++++ Provided records
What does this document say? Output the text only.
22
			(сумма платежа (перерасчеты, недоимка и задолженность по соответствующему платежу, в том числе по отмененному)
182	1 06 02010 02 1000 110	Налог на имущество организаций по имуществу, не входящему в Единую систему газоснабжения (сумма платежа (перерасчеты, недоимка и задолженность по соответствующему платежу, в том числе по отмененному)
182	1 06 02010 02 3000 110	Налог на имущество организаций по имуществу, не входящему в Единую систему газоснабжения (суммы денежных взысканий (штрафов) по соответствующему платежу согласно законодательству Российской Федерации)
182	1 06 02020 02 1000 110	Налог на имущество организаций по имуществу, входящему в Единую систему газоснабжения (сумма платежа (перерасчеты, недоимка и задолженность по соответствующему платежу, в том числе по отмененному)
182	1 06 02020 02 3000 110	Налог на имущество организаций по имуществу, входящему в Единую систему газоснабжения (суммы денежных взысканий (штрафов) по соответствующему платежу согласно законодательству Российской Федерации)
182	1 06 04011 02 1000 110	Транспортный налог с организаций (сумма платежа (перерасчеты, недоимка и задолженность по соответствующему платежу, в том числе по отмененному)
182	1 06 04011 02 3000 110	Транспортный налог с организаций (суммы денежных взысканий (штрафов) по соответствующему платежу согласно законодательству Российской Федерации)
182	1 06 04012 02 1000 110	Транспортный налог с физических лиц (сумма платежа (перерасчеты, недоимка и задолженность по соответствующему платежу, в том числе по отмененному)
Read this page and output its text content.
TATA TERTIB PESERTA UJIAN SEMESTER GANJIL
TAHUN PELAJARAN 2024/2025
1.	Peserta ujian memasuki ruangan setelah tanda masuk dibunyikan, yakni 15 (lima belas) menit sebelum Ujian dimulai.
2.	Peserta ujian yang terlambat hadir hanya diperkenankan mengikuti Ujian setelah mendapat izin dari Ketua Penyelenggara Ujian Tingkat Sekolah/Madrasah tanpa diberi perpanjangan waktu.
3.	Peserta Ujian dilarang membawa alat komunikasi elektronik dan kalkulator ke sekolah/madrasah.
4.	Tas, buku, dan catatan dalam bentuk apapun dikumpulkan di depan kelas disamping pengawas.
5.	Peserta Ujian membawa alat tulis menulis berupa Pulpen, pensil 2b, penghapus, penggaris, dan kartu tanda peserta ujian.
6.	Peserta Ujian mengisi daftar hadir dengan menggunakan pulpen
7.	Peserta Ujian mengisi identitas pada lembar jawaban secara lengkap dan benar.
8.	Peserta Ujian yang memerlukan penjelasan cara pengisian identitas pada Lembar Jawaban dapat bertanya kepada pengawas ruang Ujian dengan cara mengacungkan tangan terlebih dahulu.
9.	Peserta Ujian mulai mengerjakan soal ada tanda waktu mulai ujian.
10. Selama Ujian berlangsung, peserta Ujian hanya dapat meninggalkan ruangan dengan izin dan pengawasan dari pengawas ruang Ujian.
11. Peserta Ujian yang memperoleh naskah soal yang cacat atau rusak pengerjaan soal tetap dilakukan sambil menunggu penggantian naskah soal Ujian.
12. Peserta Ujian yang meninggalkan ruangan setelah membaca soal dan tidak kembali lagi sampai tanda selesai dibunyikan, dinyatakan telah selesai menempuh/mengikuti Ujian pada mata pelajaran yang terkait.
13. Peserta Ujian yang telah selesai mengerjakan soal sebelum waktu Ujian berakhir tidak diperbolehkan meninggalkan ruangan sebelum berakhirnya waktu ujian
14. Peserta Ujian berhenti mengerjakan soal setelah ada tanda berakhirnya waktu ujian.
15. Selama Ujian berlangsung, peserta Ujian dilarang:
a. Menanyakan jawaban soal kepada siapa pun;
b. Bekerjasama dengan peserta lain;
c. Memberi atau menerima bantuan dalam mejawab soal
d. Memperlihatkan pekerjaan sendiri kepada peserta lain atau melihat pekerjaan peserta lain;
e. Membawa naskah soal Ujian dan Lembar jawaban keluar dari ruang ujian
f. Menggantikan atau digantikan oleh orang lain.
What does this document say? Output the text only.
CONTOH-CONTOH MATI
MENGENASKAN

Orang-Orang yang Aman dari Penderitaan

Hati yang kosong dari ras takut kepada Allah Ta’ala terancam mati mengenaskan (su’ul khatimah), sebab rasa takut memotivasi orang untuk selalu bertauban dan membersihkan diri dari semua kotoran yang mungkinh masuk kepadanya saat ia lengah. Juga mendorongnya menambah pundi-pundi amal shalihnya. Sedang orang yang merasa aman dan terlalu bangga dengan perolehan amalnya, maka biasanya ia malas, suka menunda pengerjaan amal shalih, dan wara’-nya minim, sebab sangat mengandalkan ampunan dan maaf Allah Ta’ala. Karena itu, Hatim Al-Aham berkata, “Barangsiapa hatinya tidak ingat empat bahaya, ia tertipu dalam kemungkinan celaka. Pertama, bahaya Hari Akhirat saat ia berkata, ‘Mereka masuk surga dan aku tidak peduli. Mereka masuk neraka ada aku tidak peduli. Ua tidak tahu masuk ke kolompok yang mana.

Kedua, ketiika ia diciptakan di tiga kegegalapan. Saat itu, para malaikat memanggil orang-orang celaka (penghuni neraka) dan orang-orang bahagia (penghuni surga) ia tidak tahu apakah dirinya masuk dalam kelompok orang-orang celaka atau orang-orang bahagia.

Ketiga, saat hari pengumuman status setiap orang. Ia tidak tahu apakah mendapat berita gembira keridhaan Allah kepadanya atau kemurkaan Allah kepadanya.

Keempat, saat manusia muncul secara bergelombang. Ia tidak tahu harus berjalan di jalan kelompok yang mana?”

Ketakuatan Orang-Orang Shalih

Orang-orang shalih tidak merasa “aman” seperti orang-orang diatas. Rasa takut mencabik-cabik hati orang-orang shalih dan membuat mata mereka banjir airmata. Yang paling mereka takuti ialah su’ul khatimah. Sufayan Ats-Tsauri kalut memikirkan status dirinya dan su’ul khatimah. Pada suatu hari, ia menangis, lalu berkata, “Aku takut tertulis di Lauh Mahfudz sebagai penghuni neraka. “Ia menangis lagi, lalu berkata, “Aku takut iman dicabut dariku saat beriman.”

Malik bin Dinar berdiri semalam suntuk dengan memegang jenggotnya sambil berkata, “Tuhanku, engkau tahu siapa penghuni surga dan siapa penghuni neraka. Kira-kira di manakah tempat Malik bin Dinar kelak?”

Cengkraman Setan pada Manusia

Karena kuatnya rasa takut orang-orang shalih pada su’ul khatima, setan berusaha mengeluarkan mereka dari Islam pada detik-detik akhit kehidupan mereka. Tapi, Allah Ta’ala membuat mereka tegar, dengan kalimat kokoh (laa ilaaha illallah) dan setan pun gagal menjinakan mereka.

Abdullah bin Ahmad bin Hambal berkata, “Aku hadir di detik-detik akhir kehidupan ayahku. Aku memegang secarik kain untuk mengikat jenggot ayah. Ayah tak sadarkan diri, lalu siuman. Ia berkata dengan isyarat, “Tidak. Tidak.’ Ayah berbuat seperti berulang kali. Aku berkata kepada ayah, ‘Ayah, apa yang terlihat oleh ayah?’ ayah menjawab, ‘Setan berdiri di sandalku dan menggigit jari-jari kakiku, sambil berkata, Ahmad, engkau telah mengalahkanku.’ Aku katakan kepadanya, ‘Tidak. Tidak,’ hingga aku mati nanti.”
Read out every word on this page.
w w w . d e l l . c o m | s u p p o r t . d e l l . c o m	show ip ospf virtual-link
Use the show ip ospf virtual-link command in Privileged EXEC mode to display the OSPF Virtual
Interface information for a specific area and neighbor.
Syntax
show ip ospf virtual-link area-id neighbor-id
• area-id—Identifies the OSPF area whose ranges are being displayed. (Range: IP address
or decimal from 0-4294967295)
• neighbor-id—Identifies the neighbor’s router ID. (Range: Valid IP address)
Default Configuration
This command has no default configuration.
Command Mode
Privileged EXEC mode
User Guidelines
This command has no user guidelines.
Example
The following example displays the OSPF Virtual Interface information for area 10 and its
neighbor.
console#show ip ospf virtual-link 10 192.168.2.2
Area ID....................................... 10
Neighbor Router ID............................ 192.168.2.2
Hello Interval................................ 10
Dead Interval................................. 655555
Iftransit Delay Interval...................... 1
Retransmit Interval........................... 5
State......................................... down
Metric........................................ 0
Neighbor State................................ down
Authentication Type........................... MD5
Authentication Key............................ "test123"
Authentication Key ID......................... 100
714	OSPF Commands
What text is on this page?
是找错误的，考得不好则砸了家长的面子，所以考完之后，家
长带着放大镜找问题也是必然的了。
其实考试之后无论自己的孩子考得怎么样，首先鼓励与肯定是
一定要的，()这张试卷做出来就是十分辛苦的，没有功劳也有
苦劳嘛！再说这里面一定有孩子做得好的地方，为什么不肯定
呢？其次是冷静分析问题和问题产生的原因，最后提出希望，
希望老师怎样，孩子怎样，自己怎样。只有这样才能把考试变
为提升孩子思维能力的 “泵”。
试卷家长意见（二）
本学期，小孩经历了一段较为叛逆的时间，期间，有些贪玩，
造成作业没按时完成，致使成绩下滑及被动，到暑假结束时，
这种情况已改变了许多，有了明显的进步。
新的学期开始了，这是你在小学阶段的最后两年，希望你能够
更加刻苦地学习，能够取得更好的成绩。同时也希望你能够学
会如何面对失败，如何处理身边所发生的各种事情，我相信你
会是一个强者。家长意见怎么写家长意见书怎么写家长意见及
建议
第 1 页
++++++++
_What is asked_
Extract, verbatim, the lines from the one containing "What text is on this page?" through the last line of the listing above.

_Finished task_
What text is on this page?
是找错误的，考得不好则砸了家长的面子，所以考完之后，家
长带着放大镜找问题也是必然的了。
其实考试之后无论自己的孩子考得怎么样，首先鼓励与肯定是
一定要的，()这张试卷做出来就是十分辛苦的，没有功劳也有
苦劳嘛！再说这里面一定有孩子做得好的地方，为什么不肯定
呢？其次是冷静分析问题和问题产生的原因，最后提出希望，
希望老师怎样，孩子怎样，自己怎样。只有这样才能把考试变
为提升孩子思维能力的 “泵”。
试卷家长意见（二）
本学期，小孩经历了一段较为叛逆的时间，期间，有些贪玩，
造成作业没按时完成，致使成绩下滑及被动，到暑假结束时，
这种情况已改变了许多，有了明显的进步。
新的学期开始了，这是你在小学阶段的最后两年，希望你能够
更加刻苦地学习，能够取得更好的成绩。同时也希望你能够学
会如何面对失败，如何处理身边所发生的各种事情，我相信你
会是一个强者。家长意见怎么写家长意见书怎么写家长意见及
建议
第 1 页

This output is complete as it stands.